- _TO BE DONE_
Copy out the data below as written; omit any images.
-- Begin SOURCE RECORDS --
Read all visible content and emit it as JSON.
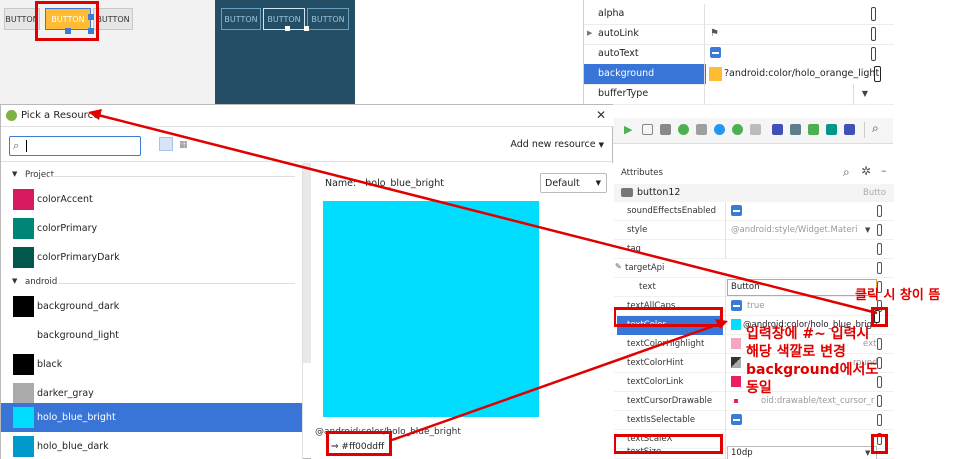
{
  "preview": {
    "buttons": [
      "BUTTON",
      "BUTTON",
      "BUTTON"
    ],
    "blueprint_buttons": [
      "BUTTON",
      "BUTTON",
      "BUTTON"
    ]
  },
  "top_attributes": [
    {
      "name": "alpha",
      "value": ""
    },
    {
      "name": "autoLink",
      "value": ""
    },
    {
      "name": "autoText",
      "value": ""
    },
    {
      "name": "background",
      "value": "?android:color/holo_orange_light"
    },
    {
      "name": "bufferType",
      "value": ""
    }
  ],
  "dialog": {
    "title": "Pick a Resource",
    "add_new_resource": "Add new resource",
    "sections": {
      "project": "Project",
      "android": "android"
    },
    "project_items": [
      {
        "label": "colorAccent",
        "color": "#d81b60"
      },
      {
        "label": "colorPrimary",
        "color": "#008577"
      },
      {
        "label": "colorPrimaryDark",
        "color": "#00574b"
      }
    ],
    "android_items": [
      {
        "label": "background_dark",
        "color": "#000000"
      },
      {
        "label": "background_light",
        "color": "#ffffff"
      },
      {
        "label": "black",
        "color": "#000000"
      },
      {
        "label": "darker_gray",
        "color": "#aaaaaa"
      },
      {
        "label": "holo_blue_bright",
        "color": "#00ddff"
      },
      {
        "label": "holo_blue_dark",
        "color": "#0099cc"
      }
    ],
    "preview_name": "Name:   holo_blue_bright",
    "preview_default": "Default",
    "preview_color": "#00ddff",
    "preview_path": "@android:color/holo_blue_bright",
    "preview_hex": "⇒ #ff00ddff"
  },
  "attributes_panel": {
    "header": "Attributes",
    "component": "button12",
    "component_type": "Butto",
    "rows": [
      {
        "name": "soundEffectsEnabled",
        "value": ""
      },
      {
        "name": "style",
        "value": "@android:style/Widget.Materi"
      },
      {
        "name": "tag",
        "value": ""
      },
      {
        "name": "targetApi",
        "value": ""
      },
      {
        "name": "text",
        "value": "Button"
      },
      {
        "name": "textAllCaps",
        "value": "true"
      },
      {
        "name": "textColor",
        "value": "@android:color/holo_blue_brigh"
      },
      {
        "name": "textColorHighlight",
        "value": "ext"
      },
      {
        "name": "textColorHint",
        "value": "round"
      },
      {
        "name": "textColorLink",
        "value": ""
      },
      {
        "name": "textCursorDrawable",
        "value": "oid:drawable/text_cursor_r"
      },
      {
        "name": "textIsSelectable",
        "value": ""
      },
      {
        "name": "textScaleX",
        "value": ""
      },
      {
        "name": "textSize",
        "value": "10dp"
      }
    ]
  },
  "annotations": {
    "click_note": "클릭 시 창이 뜸",
    "note_line1": "입력창에 #~ 입력시",
    "note_line2": "해당 색깔로 변경",
    "note_line3": "background에서도",
    "note_line4": "동일"
  },
  "colors": {
    "accent_red": "#e00000",
    "selection_blue": "#3875d7",
    "orange": "#ffbb33"
  }
}
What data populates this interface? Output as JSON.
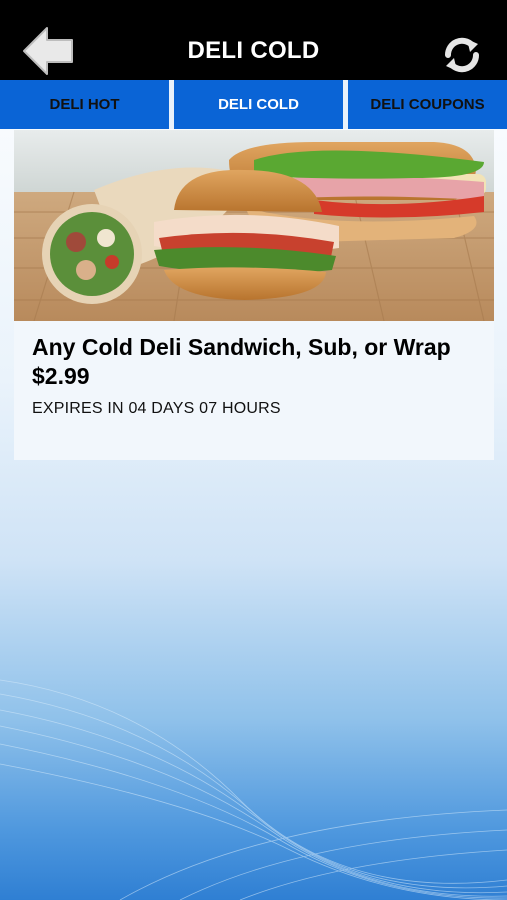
-- End SOURCE RECORDS --
- _SOLVED PROBLEM_
Read all visible content and emit it as JSON.
{
  "preview": {
    "buttons": [
      "BUTTON",
      "BUTTON",
      "BUTTON"
    ],
    "blueprint_buttons": [
      "BUTTON",
      "BUTTON",
      "BUTTON"
    ]
  },
  "top_attributes": [
    {
      "name": "alpha",
      "value": ""
    },
    {
      "name": "autoLink",
      "value": ""
    },
    {
      "name": "autoText",
      "value": ""
    },
    {
      "name": "background",
      "value": "?android:color/holo_orange_light"
    },
    {
      "name": "bufferType",
      "value": ""
    }
  ],
  "dialog": {
    "title": "Pick a Resource",
    "add_new_resource": "Add new resource",
    "sections": {
      "project": "Project",
      "android": "android"
    },
    "project_items": [
      {
        "label": "colorAccent",
        "color": "#d81b60"
      },
      {
        "label": "colorPrimary",
        "color": "#008577"
      },
      {
        "label": "colorPrimaryDark",
        "color": "#00574b"
      }
    ],
    "android_items": [
      {
        "label": "background_dark",
        "color": "#000000"
      },
      {
        "label": "background_light",
        "color": "#ffffff"
      },
      {
        "label": "black",
        "color": "#000000"
      },
      {
        "label": "darker_gray",
        "color": "#aaaaaa"
      },
      {
        "label": "holo_blue_bright",
        "color": "#00ddff"
      },
      {
        "label": "holo_blue_dark",
        "color": "#0099cc"
      }
    ],
    "preview_name": "Name:   holo_blue_bright",
    "preview_default": "Default",
    "preview_color": "#00ddff",
    "preview_path": "@android:color/holo_blue_bright",
    "preview_hex": "⇒ #ff00ddff"
  },
  "attributes_panel": {
    "header": "Attributes",
    "component": "button12",
    "component_type": "Butto",
    "rows": [
      {
        "name": "soundEffectsEnabled",
        "value": ""
      },
      {
        "name": "style",
        "value": "@android:style/Widget.Materi"
      },
      {
        "name": "tag",
        "value": ""
      },
      {
        "name": "targetApi",
        "value": ""
      },
      {
        "name": "text",
        "value": "Button"
      },
      {
        "name": "textAllCaps",
        "value": "true"
      },
      {
        "name": "textColor",
        "value": "@android:color/holo_blue_brigh"
      },
      {
        "name": "textColorHighlight",
        "value": "ext"
      },
      {
        "name": "textColorHint",
        "value": "round"
      },
      {
        "name": "textColorLink",
        "value": ""
      },
      {
        "name": "textCursorDrawable",
        "value": "oid:drawable/text_cursor_r"
      },
      {
        "name": "textIsSelectable",
        "value": ""
      },
      {
        "name": "textScaleX",
        "value": ""
      },
      {
        "name": "textSize",
        "value": "10dp"
      }
    ]
  },
  "annotations": {
    "click_note": "클릭 시 창이 뜸",
    "note_line1": "입력창에 #~ 입력시",
    "note_line2": "해당 색깔로 변경",
    "note_line3": "background에서도",
    "note_line4": "동일"
  },
  "colors": {
    "accent_red": "#e00000",
    "selection_blue": "#3875d7",
    "orange": "#ffbb33"
  }
}
What data populates this interface? Output as JSON.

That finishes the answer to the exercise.